- _OBJECTIVE_:
Which lines hold the word "channels"? Copy each of them.

[Stored data]
-.-.-

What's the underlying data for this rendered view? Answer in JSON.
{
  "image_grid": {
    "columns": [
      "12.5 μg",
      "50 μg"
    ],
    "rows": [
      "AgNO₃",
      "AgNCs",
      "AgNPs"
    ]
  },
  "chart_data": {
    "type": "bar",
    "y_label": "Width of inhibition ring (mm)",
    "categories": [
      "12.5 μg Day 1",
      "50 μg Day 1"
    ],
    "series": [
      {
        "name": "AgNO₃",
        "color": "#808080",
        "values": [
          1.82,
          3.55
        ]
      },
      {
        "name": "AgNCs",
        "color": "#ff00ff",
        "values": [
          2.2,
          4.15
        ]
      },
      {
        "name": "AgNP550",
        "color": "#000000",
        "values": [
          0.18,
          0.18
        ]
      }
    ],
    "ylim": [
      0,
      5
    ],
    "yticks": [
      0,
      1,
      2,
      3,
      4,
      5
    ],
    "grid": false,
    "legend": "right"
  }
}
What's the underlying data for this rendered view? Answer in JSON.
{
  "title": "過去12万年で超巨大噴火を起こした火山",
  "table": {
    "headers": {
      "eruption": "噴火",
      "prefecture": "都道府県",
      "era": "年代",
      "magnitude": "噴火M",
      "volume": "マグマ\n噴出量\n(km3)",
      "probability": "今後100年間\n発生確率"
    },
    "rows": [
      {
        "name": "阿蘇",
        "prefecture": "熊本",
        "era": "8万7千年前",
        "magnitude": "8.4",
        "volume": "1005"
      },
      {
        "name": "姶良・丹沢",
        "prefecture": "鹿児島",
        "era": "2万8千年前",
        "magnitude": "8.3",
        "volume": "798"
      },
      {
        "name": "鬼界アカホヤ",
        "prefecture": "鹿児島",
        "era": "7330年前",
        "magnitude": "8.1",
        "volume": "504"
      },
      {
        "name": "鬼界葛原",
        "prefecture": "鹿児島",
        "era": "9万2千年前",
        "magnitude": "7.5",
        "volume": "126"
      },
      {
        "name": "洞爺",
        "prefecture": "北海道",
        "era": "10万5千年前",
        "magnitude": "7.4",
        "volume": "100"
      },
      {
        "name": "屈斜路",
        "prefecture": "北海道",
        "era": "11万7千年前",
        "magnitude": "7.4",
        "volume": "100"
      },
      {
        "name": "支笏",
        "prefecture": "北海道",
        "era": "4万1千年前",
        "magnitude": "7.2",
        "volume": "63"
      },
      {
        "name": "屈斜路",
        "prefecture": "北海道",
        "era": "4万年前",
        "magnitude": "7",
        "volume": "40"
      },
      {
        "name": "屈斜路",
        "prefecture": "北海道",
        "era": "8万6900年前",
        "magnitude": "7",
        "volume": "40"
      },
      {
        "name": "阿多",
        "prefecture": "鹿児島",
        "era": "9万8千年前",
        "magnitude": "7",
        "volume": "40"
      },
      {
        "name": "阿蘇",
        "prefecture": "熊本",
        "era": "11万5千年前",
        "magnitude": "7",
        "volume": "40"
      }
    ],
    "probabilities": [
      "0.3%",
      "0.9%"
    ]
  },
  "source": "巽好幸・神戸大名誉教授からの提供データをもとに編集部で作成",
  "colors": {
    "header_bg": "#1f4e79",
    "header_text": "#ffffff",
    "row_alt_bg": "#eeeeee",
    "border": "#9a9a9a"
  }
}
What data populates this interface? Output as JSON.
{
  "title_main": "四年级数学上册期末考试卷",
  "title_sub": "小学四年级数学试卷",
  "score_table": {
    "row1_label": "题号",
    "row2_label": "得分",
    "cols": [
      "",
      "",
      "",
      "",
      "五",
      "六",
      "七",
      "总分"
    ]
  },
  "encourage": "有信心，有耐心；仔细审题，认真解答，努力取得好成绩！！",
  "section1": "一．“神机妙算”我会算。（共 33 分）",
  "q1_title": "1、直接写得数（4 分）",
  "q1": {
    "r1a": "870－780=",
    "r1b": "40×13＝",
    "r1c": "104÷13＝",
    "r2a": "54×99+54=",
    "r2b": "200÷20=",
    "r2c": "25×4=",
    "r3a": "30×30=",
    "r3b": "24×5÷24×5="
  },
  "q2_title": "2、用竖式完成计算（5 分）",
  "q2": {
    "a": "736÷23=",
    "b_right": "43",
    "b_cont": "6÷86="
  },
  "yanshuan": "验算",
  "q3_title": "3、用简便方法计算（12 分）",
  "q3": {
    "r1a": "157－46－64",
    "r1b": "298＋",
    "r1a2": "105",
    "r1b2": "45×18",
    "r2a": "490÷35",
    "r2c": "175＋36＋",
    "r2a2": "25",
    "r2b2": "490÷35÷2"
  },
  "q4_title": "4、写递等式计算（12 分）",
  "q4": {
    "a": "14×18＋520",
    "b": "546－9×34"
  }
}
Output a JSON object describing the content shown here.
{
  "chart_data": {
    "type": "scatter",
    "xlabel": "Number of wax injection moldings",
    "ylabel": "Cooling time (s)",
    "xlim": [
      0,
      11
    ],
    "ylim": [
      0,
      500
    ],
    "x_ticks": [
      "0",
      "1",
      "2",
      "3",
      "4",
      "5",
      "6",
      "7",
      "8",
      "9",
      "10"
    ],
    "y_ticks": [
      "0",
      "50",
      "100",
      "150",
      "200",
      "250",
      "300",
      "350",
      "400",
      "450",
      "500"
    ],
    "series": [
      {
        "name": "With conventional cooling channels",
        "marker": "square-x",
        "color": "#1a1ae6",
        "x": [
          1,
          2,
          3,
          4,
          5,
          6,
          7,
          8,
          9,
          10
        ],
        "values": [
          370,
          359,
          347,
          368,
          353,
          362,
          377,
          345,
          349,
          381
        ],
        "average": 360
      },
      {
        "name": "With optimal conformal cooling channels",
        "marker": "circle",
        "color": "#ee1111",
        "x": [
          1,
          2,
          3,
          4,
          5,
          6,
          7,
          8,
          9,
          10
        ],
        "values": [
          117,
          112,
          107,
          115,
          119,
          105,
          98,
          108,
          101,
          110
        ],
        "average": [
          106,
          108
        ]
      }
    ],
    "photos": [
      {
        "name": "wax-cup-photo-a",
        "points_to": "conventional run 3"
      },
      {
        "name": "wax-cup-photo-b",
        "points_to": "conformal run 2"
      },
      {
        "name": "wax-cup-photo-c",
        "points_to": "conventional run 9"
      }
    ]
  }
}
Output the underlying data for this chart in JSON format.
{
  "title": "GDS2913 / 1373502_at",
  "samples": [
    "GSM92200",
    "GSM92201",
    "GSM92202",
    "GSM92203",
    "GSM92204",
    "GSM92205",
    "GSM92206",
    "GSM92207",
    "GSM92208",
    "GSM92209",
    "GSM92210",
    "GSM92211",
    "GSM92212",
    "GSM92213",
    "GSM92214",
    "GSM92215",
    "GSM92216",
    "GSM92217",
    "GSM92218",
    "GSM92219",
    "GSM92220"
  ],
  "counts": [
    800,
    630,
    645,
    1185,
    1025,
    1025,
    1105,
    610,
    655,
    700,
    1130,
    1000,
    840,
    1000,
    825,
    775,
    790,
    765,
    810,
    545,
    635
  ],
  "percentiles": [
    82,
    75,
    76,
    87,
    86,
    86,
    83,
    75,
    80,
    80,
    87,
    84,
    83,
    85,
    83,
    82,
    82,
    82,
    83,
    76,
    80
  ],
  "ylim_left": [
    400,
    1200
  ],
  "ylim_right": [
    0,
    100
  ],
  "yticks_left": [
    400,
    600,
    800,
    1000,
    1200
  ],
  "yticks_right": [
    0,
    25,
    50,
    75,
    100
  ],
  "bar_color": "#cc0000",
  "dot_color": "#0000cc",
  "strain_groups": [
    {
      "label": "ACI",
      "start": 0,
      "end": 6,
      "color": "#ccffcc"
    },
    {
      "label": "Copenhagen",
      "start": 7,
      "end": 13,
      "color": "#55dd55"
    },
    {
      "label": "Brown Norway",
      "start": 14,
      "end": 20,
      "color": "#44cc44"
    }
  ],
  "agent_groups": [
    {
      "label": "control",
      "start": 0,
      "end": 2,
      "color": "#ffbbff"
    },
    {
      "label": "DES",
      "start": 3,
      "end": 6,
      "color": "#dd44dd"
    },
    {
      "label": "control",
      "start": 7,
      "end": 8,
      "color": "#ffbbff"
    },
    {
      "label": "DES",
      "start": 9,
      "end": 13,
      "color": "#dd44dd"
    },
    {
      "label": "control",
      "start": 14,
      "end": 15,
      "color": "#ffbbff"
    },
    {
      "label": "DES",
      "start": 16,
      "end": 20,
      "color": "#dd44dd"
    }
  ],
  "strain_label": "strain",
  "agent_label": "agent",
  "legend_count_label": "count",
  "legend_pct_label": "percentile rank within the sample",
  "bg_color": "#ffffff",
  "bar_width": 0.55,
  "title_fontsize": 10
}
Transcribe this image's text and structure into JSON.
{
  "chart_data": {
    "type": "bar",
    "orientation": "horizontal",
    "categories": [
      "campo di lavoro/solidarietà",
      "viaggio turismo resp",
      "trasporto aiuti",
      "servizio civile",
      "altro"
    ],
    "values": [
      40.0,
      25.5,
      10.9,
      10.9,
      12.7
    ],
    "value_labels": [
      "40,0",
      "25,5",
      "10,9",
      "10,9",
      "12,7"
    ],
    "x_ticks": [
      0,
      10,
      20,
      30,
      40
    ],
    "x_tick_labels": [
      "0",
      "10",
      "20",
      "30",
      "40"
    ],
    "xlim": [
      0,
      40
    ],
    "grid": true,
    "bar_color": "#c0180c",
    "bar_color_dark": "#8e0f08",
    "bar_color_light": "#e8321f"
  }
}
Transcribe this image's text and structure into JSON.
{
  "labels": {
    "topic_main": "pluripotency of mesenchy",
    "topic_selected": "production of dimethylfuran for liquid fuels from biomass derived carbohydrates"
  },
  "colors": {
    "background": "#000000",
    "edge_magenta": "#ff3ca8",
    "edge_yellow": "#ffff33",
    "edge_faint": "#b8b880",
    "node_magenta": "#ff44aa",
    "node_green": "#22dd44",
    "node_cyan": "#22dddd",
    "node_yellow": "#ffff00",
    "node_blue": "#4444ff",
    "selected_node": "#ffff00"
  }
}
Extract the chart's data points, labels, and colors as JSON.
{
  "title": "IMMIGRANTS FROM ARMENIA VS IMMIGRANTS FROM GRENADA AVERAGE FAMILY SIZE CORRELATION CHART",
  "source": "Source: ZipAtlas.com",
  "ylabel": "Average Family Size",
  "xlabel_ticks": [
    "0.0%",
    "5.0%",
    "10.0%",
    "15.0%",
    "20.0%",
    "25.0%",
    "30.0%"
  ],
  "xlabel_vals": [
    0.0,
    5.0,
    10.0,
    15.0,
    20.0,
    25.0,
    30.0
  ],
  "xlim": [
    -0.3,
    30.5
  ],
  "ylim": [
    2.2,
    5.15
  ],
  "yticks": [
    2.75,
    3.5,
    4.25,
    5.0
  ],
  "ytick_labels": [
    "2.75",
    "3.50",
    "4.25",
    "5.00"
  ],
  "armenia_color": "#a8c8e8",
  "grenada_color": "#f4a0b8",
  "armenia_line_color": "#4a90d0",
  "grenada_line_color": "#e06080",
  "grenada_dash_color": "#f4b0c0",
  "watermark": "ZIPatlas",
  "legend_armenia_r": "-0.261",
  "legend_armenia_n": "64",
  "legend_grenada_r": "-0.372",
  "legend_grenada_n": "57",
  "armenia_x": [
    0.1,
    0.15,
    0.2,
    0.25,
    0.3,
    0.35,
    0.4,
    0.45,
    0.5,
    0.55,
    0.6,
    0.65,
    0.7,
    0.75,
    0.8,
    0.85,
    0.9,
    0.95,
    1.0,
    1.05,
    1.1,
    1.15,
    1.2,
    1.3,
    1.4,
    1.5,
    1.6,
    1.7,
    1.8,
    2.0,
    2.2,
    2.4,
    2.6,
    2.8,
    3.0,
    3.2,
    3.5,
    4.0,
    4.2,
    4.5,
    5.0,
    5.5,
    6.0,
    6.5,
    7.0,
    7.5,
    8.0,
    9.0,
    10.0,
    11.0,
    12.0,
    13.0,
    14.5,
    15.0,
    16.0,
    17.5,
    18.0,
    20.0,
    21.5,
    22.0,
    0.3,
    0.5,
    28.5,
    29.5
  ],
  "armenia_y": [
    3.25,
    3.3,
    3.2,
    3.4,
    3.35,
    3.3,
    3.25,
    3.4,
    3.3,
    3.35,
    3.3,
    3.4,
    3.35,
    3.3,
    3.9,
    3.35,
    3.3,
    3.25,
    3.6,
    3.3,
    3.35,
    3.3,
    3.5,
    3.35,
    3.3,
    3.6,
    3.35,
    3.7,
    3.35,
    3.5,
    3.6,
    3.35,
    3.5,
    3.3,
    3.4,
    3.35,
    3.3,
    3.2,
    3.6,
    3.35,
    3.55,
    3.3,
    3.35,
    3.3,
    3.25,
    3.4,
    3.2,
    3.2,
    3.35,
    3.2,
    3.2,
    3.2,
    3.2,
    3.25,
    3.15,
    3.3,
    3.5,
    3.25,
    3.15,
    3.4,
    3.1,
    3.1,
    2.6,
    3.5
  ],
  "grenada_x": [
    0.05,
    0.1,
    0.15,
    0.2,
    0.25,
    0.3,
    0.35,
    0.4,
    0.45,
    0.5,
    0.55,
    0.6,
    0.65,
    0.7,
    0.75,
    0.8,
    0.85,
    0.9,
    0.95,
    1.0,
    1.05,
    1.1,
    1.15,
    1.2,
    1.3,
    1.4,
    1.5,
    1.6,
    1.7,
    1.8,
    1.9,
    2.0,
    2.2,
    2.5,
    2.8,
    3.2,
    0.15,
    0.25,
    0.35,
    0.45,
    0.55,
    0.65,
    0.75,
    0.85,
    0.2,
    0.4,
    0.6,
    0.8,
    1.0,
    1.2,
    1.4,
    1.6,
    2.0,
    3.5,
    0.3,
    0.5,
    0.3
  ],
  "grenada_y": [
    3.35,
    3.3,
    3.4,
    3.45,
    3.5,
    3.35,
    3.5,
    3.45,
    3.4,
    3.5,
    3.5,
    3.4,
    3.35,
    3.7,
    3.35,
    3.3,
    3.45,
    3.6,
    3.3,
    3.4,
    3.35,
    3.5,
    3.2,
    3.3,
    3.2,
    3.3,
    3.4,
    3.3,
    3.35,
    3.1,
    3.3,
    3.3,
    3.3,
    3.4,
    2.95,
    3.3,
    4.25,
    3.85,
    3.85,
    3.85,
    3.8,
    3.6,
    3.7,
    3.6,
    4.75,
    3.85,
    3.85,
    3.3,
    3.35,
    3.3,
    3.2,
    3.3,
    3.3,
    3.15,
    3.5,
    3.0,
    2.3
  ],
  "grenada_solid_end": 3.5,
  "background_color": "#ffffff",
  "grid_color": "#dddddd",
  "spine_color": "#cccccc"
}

-.-.-

- _THE COMPLETED TASK_:
        "name": "With conventional cooling channels",
        "name": "With optimal conformal cooling channels",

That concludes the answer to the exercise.